Short exercise: Could you lay out the entries as a numbered list, running from the start through the line containing "section-rule bbox=[117, 938, 1304, 940]", inclusive, with blank lines left out?
•••••
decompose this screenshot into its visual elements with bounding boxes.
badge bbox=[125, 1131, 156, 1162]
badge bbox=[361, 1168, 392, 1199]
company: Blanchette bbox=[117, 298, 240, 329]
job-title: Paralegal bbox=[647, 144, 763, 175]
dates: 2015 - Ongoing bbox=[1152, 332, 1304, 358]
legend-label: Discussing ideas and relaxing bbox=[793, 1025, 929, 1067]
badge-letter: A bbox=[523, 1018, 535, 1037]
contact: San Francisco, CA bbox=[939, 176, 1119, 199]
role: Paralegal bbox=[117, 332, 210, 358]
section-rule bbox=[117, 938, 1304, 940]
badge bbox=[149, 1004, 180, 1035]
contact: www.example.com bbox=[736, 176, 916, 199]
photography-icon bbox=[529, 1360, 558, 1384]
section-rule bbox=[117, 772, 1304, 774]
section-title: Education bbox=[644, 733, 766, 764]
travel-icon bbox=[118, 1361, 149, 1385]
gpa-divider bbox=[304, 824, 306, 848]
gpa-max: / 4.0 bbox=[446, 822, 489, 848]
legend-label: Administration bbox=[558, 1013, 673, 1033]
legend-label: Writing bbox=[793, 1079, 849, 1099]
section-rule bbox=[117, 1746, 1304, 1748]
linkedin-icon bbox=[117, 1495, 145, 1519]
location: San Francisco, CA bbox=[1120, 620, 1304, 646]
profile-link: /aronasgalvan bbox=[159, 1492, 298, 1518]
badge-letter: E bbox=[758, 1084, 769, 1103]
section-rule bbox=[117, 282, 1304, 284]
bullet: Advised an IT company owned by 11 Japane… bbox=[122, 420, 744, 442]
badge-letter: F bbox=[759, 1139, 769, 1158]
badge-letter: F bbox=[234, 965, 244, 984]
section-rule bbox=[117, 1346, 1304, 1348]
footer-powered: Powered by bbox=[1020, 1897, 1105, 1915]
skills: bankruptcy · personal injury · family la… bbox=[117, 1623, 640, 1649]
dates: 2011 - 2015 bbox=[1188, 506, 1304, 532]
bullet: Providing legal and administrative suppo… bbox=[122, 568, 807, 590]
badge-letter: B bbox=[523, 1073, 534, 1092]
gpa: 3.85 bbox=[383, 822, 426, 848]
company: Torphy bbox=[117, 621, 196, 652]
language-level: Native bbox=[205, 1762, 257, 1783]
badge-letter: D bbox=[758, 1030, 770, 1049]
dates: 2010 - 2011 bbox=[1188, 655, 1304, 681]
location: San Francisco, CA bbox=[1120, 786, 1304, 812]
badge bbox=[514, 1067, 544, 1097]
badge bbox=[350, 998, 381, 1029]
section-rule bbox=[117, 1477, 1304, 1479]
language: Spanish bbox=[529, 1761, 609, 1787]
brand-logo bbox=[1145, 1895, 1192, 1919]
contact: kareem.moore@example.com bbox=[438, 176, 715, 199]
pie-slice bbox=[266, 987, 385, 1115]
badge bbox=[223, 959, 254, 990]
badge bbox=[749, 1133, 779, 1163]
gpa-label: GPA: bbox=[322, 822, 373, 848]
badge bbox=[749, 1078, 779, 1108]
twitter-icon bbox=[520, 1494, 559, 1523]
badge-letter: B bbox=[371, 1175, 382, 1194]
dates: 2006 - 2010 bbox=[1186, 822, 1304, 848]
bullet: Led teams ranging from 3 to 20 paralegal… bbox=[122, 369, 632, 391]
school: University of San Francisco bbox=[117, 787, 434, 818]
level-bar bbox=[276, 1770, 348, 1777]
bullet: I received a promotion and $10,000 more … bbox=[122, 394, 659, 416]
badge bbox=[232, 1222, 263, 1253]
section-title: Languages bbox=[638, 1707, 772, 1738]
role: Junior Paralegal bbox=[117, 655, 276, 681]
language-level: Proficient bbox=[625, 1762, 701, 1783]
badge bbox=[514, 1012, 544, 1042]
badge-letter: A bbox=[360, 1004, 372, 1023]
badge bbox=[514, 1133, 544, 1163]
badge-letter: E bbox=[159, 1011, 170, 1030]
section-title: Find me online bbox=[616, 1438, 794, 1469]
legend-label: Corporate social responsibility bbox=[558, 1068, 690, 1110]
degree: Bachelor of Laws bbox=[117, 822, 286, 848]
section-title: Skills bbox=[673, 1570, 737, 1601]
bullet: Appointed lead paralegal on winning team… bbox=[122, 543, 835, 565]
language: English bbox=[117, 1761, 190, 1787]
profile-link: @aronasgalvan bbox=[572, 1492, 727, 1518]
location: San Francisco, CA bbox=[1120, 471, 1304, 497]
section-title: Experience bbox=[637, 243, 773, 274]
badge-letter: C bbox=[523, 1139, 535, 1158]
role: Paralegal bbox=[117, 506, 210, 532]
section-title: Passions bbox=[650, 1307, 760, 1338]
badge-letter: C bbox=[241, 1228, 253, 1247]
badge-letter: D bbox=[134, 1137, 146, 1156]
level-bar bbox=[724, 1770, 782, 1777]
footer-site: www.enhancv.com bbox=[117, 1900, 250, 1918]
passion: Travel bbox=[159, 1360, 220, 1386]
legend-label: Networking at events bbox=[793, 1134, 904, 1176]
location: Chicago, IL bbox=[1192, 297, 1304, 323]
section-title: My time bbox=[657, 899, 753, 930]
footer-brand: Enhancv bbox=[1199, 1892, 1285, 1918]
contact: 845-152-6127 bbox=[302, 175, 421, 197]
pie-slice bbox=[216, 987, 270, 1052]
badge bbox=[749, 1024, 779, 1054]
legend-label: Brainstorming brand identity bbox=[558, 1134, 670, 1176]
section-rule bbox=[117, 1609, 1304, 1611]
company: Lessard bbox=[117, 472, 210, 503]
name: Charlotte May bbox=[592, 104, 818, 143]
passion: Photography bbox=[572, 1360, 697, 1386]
•••••
Problem solution:
1. decompose this screenshot into its visual elements with bounding boxes.
2. badge bbox=[125, 1131, 156, 1162]
3. badge bbox=[361, 1168, 392, 1199]
4. company: Blanchette bbox=[117, 298, 240, 329]
5. job-title: Paralegal bbox=[647, 144, 763, 175]
6. dates: 2015 - Ongoing bbox=[1152, 332, 1304, 358]
7. legend-label: Discussing ideas and relaxing bbox=[793, 1025, 929, 1067]
8. badge-letter: A bbox=[523, 1018, 535, 1037]
9. contact: San Francisco, CA bbox=[939, 176, 1119, 199]
10. role: Paralegal bbox=[117, 332, 210, 358]
11. section-rule bbox=[117, 938, 1304, 940]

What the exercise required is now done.